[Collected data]
>> Begin

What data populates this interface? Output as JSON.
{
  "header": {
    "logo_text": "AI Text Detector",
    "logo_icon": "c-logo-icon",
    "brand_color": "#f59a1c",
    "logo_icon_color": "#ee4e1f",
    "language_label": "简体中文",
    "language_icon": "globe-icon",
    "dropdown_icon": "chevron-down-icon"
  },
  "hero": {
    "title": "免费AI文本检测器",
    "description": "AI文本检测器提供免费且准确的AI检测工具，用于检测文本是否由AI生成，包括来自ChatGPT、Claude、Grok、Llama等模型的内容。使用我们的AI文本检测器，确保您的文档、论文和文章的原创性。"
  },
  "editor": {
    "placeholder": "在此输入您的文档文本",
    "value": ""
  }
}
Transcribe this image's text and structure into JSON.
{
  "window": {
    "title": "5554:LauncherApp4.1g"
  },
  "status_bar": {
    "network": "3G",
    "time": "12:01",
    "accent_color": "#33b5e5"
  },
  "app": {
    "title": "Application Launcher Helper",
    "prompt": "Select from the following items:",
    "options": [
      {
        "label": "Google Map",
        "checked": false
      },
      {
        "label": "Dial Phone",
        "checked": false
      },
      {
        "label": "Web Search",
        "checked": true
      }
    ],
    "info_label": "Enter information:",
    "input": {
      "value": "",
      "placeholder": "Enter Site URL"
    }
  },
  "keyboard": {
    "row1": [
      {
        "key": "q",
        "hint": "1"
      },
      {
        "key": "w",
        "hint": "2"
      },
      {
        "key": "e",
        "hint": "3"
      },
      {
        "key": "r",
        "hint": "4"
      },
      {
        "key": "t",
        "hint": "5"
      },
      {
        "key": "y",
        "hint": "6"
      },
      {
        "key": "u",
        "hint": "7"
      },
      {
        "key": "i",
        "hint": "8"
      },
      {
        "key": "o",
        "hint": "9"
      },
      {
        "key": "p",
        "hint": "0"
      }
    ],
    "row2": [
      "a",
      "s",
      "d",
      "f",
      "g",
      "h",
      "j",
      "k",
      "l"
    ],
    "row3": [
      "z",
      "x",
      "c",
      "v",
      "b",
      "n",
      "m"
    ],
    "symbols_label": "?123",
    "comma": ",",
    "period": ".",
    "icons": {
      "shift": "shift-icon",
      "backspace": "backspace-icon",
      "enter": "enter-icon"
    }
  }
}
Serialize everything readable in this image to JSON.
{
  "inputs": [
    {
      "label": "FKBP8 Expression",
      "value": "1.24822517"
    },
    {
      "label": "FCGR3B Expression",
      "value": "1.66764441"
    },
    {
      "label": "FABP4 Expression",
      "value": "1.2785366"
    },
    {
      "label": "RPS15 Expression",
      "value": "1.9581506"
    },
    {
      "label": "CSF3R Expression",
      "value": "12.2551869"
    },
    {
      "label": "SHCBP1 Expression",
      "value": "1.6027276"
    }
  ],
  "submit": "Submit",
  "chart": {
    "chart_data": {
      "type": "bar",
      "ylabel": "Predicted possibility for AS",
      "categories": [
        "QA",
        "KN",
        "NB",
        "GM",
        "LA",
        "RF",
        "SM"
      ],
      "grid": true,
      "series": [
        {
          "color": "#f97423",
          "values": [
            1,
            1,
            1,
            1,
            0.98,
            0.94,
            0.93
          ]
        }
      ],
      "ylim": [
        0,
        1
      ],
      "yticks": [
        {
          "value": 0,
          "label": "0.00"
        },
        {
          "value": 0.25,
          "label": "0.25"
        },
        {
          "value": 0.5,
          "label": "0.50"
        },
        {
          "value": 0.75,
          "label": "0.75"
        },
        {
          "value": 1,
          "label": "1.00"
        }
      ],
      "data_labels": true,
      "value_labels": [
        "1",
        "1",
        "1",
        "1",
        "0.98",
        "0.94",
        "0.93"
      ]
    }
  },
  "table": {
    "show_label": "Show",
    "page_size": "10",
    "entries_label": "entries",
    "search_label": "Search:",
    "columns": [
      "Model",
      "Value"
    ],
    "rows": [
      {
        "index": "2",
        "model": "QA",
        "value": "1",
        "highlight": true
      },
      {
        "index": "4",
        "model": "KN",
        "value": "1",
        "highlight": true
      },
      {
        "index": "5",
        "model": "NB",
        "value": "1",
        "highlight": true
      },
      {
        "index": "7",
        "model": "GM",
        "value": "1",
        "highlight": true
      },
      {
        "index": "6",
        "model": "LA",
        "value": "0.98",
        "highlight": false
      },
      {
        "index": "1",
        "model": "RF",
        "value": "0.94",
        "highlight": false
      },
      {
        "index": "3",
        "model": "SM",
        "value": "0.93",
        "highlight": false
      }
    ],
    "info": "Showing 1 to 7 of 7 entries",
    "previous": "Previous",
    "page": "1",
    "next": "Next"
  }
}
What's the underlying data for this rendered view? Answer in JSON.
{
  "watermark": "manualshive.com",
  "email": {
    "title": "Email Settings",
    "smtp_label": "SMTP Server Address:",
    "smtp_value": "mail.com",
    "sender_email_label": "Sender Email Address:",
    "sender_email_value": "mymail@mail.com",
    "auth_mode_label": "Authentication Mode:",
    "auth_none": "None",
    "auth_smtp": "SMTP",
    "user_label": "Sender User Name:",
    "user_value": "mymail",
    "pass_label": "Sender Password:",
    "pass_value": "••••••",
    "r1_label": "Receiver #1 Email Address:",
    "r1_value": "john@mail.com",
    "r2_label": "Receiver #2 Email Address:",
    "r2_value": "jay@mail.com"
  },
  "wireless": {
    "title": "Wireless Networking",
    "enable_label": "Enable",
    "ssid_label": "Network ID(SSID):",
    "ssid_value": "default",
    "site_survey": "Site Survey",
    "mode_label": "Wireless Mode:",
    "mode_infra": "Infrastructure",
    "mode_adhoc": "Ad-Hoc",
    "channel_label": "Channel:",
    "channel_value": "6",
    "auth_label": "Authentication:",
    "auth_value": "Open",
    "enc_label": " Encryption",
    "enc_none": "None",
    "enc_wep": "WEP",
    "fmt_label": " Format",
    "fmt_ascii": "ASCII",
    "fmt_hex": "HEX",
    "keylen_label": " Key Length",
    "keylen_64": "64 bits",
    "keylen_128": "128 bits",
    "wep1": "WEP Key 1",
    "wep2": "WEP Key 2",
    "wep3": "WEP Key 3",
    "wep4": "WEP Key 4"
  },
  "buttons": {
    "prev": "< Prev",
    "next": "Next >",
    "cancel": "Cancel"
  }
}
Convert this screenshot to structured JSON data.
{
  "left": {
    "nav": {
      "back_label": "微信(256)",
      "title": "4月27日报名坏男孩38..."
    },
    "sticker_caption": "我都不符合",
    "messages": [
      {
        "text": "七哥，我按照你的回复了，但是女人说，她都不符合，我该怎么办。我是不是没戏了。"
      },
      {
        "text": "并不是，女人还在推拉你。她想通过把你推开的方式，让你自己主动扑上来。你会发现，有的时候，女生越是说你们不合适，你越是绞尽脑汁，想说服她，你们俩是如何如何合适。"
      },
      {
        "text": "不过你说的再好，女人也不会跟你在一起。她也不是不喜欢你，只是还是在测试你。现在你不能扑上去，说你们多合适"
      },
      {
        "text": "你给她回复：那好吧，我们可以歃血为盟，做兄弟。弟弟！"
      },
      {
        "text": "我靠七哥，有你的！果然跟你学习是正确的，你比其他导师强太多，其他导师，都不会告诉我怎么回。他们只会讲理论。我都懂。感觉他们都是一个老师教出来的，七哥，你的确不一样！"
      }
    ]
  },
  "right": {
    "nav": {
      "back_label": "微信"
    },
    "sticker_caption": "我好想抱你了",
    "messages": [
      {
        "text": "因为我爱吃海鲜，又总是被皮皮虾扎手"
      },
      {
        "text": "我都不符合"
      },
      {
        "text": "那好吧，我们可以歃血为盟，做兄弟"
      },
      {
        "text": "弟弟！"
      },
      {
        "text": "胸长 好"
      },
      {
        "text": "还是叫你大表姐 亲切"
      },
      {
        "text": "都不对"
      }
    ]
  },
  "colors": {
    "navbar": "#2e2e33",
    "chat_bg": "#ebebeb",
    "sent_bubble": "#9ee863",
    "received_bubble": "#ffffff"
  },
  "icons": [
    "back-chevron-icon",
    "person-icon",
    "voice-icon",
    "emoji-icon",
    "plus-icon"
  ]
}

>> End

Exercise brief → Show the lines of the records that contain the word "Receiver".

Problem solution →
    "r1_label": "Receiver #1 Email Address:",
    "r2_label": "Receiver #2 Email Address:",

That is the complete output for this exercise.